— START —

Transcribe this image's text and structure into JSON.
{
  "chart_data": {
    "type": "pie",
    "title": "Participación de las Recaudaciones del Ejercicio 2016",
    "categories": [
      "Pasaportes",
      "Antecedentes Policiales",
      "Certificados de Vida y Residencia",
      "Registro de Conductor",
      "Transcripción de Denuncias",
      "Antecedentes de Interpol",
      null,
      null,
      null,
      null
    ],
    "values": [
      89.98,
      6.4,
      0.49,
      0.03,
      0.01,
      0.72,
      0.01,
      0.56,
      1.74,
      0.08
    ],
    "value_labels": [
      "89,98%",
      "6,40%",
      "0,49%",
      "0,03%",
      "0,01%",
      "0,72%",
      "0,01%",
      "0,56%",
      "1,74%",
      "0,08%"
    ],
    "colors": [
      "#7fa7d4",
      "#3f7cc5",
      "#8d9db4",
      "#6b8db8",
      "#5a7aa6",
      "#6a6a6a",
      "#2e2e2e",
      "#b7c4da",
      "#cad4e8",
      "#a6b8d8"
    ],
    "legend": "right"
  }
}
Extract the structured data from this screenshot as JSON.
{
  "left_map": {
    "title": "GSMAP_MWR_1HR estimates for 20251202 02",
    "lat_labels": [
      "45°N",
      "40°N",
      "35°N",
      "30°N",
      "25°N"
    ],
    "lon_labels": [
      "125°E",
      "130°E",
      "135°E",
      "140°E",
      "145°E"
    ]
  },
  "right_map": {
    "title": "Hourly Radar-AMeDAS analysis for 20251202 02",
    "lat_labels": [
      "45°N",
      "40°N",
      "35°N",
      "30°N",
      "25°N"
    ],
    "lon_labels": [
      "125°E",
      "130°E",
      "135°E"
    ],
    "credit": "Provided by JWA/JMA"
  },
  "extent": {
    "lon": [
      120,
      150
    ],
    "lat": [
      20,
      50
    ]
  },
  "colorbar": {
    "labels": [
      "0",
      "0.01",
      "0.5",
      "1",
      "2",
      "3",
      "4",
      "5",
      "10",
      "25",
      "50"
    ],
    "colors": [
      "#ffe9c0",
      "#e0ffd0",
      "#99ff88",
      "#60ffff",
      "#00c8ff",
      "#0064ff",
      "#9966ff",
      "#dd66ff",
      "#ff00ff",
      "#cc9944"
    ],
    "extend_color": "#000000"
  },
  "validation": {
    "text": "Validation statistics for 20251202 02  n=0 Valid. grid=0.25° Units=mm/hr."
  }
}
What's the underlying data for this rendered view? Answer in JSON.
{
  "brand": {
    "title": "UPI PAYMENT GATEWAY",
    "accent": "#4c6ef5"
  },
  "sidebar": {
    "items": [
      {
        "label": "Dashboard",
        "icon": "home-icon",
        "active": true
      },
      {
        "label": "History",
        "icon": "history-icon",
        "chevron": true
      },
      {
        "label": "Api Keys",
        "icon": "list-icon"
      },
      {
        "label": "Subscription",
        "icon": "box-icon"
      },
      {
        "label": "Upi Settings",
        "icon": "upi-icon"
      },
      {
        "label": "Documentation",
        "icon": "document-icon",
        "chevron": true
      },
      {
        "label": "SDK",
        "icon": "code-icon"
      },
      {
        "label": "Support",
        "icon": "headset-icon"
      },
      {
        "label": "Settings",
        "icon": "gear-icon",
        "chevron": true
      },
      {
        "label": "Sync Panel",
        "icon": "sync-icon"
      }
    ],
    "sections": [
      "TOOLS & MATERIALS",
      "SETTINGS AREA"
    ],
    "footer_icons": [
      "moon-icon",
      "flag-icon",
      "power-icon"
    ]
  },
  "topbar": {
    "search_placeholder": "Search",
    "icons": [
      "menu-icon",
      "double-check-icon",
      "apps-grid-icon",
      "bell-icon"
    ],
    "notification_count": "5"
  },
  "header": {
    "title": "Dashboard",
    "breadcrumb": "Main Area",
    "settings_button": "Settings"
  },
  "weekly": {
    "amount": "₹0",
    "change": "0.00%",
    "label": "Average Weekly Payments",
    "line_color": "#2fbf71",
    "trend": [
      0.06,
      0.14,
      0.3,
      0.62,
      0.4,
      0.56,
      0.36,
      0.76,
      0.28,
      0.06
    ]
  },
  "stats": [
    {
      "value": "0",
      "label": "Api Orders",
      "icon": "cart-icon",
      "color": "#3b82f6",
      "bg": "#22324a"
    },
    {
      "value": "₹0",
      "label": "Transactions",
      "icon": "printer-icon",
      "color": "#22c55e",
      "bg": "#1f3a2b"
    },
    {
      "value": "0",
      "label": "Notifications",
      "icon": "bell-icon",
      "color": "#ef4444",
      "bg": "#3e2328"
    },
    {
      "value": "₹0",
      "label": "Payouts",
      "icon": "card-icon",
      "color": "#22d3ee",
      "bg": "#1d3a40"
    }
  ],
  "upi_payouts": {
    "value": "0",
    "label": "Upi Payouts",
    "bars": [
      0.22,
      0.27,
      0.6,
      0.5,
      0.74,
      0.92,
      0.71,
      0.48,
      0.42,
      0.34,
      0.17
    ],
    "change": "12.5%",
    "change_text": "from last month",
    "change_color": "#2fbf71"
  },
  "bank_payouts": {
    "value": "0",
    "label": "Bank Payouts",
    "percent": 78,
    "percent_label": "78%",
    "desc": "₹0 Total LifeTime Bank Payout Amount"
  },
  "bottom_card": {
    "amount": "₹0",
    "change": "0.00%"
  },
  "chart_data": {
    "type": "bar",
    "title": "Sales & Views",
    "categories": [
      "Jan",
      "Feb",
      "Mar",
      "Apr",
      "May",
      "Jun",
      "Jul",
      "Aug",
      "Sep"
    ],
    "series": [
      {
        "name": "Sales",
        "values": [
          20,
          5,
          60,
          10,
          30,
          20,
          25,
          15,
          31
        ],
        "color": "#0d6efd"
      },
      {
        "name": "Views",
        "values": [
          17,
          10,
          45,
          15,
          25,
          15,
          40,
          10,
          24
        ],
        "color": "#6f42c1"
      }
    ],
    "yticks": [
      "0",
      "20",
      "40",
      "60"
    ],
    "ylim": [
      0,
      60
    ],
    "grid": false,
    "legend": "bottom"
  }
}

— END —

Each line of the material must be restated exactly.

■ EXERCISE OUTPUT:
Transcribe this image's text and structure into JSON.
{
  "chart_data": {
    "type": "pie",
    "title": "Participación de las Recaudaciones del Ejercicio 2016",
    "categories": [
      "Pasaportes",
      "Antecedentes Policiales",
      "Certificados de Vida y Residencia",
      "Registro de Conductor",
      "Transcripción de Denuncias",
      "Antecedentes de Interpol",
      null,
      null,
      null,
      null
    ],
    "values": [
      89.98,
      6.4,
      0.49,
      0.03,
      0.01,
      0.72,
      0.01,
      0.56,
      1.74,
      0.08
    ],
    "value_labels": [
      "89,98%",
      "6,40%",
      "0,49%",
      "0,03%",
      "0,01%",
      "0,72%",
      "0,01%",
      "0,56%",
      "1,74%",
      "0,08%"
    ],
    "colors": [
      "#7fa7d4",
      "#3f7cc5",
      "#8d9db4",
      "#6b8db8",
      "#5a7aa6",
      "#6a6a6a",
      "#2e2e2e",
      "#b7c4da",
      "#cad4e8",
      "#a6b8d8"
    ],
    "legend": "right"
  }
}
Extract the structured data from this screenshot as JSON.
{
  "left_map": {
    "title": "GSMAP_MWR_1HR estimates for 20251202 02",
    "lat_labels": [
      "45°N",
      "40°N",
      "35°N",
      "30°N",
      "25°N"
    ],
    "lon_labels": [
      "125°E",
      "130°E",
      "135°E",
      "140°E",
      "145°E"
    ]
  },
  "right_map": {
    "title": "Hourly Radar-AMeDAS analysis for 20251202 02",
    "lat_labels": [
      "45°N",
      "40°N",
      "35°N",
      "30°N",
      "25°N"
    ],
    "lon_labels": [
      "125°E",
      "130°E",
      "135°E"
    ],
    "credit": "Provided by JWA/JMA"
  },
  "extent": {
    "lon": [
      120,
      150
    ],
    "lat": [
      20,
      50
    ]
  },
  "colorbar": {
    "labels": [
      "0",
      "0.01",
      "0.5",
      "1",
      "2",
      "3",
      "4",
      "5",
      "10",
      "25",
      "50"
    ],
    "colors": [
      "#ffe9c0",
      "#e0ffd0",
      "#99ff88",
      "#60ffff",
      "#00c8ff",
      "#0064ff",
      "#9966ff",
      "#dd66ff",
      "#ff00ff",
      "#cc9944"
    ],
    "extend_color": "#000000"
  },
  "validation": {
    "text": "Validation statistics for 20251202 02  n=0 Valid. grid=0.25° Units=mm/hr."
  }
}
What's the underlying data for this rendered view? Answer in JSON.
{
  "brand": {
    "title": "UPI PAYMENT GATEWAY",
    "accent": "#4c6ef5"
  },
  "sidebar": {
    "items": [
      {
        "label": "Dashboard",
        "icon": "home-icon",
        "active": true
      },
      {
        "label": "History",
        "icon": "history-icon",
        "chevron": true
      },
      {
        "label": "Api Keys",
        "icon": "list-icon"
      },
      {
        "label": "Subscription",
        "icon": "box-icon"
      },
      {
        "label": "Upi Settings",
        "icon": "upi-icon"
      },
      {
        "label": "Documentation",
        "icon": "document-icon",
        "chevron": true
      },
      {
        "label": "SDK",
        "icon": "code-icon"
      },
      {
        "label": "Support",
        "icon": "headset-icon"
      },
      {
        "label": "Settings",
        "icon": "gear-icon",
        "chevron": true
      },
      {
        "label": "Sync Panel",
        "icon": "sync-icon"
      }
    ],
    "sections": [
      "TOOLS & MATERIALS",
      "SETTINGS AREA"
    ],
    "footer_icons": [
      "moon-icon",
      "flag-icon",
      "power-icon"
    ]
  },
  "topbar": {
    "search_placeholder": "Search",
    "icons": [
      "menu-icon",
      "double-check-icon",
      "apps-grid-icon",
      "bell-icon"
    ],
    "notification_count": "5"
  },
  "header": {
    "title": "Dashboard",
    "breadcrumb": "Main Area",
    "settings_button": "Settings"
  },
  "weekly": {
    "amount": "₹0",
    "change": "0.00%",
    "label": "Average Weekly Payments",
    "line_color": "#2fbf71",
    "trend": [
      0.06,
      0.14,
      0.3,
      0.62,
      0.4,
      0.56,
      0.36,
      0.76,
      0.28,
      0.06
    ]
  },
  "stats": [
    {
      "value": "0",
      "label": "Api Orders",
      "icon": "cart-icon",
      "color": "#3b82f6",
      "bg": "#22324a"
    },
    {
      "value": "₹0",
      "label": "Transactions",
      "icon": "printer-icon",
      "color": "#22c55e",
      "bg": "#1f3a2b"
    },
    {
      "value": "0",
      "label": "Notifications",
      "icon": "bell-icon",
      "color": "#ef4444",
      "bg": "#3e2328"
    },
    {
      "value": "₹0",
      "label": "Payouts",
      "icon": "card-icon",
      "color": "#22d3ee",
      "bg": "#1d3a40"
    }
  ],
  "upi_payouts": {
    "value": "0",
    "label": "Upi Payouts",
    "bars": [
      0.22,
      0.27,
      0.6,
      0.5,
      0.74,
      0.92,
      0.71,
      0.48,
      0.42,
      0.34,
      0.17
    ],
    "change": "12.5%",
    "change_text": "from last month",
    "change_color": "#2fbf71"
  },
  "bank_payouts": {
    "value": "0",
    "label": "Bank Payouts",
    "percent": 78,
    "percent_label": "78%",
    "desc": "₹0 Total LifeTime Bank Payout Amount"
  },
  "bottom_card": {
    "amount": "₹0",
    "change": "0.00%"
  },
  "chart_data": {
    "type": "bar",
    "title": "Sales & Views",
    "categories": [
      "Jan",
      "Feb",
      "Mar",
      "Apr",
      "May",
      "Jun",
      "Jul",
      "Aug",
      "Sep"
    ],
    "series": [
      {
        "name": "Sales",
        "values": [
          20,
          5,
          60,
          10,
          30,
          20,
          25,
          15,
          31
        ],
        "color": "#0d6efd"
      },
      {
        "name": "Views",
        "values": [
          17,
          10,
          45,
          15,
          25,
          15,
          40,
          10,
          24
        ],
        "color": "#6f42c1"
      }
    ],
    "yticks": [
      "0",
      "20",
      "40",
      "60"
    ],
    "ylim": [
      0,
      60
    ],
    "grid": false,
    "legend": "bottom"
  }
}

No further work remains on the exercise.